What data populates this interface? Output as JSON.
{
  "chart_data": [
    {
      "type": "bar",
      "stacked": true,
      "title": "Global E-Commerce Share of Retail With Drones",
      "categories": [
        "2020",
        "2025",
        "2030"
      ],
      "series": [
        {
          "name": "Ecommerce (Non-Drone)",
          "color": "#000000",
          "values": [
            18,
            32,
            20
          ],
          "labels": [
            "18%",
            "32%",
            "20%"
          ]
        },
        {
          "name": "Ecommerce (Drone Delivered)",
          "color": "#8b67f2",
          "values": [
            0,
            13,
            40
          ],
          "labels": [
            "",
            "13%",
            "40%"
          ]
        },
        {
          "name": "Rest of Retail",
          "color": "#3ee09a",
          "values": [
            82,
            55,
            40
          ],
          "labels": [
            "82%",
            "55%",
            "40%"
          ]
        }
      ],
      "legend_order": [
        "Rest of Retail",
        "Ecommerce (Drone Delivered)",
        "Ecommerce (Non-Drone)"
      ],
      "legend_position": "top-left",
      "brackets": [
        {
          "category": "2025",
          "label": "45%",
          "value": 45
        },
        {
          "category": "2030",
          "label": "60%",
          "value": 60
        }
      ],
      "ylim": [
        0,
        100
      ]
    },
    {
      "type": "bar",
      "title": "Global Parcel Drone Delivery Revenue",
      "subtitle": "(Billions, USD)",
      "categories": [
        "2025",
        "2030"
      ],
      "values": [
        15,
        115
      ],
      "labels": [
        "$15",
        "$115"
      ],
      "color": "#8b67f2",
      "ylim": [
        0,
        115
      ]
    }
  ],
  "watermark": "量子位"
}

++++++++++

* _EXERCISE INSTRUCTIONS_: The lines above should be duplicated exactly.

* _THE SOLUTION_:
What data populates this interface? Output as JSON.
{
  "chart_data": [
    {
      "type": "bar",
      "stacked": true,
      "title": "Global E-Commerce Share of Retail With Drones",
      "categories": [
        "2020",
        "2025",
        "2030"
      ],
      "series": [
        {
          "name": "Ecommerce (Non-Drone)",
          "color": "#000000",
          "values": [
            18,
            32,
            20
          ],
          "labels": [
            "18%",
            "32%",
            "20%"
          ]
        },
        {
          "name": "Ecommerce (Drone Delivered)",
          "color": "#8b67f2",
          "values": [
            0,
            13,
            40
          ],
          "labels": [
            "",
            "13%",
            "40%"
          ]
        },
        {
          "name": "Rest of Retail",
          "color": "#3ee09a",
          "values": [
            82,
            55,
            40
          ],
          "labels": [
            "82%",
            "55%",
            "40%"
          ]
        }
      ],
      "legend_order": [
        "Rest of Retail",
        "Ecommerce (Drone Delivered)",
        "Ecommerce (Non-Drone)"
      ],
      "legend_position": "top-left",
      "brackets": [
        {
          "category": "2025",
          "label": "45%",
          "value": 45
        },
        {
          "category": "2030",
          "label": "60%",
          "value": 60
        }
      ],
      "ylim": [
        0,
        100
      ]
    },
    {
      "type": "bar",
      "title": "Global Parcel Drone Delivery Revenue",
      "subtitle": "(Billions, USD)",
      "categories": [
        "2025",
        "2030"
      ],
      "values": [
        15,
        115
      ],
      "labels": [
        "$15",
        "$115"
      ],
      "color": "#8b67f2",
      "ylim": [
        0,
        115
      ]
    }
  ],
  "watermark": "量子位"
}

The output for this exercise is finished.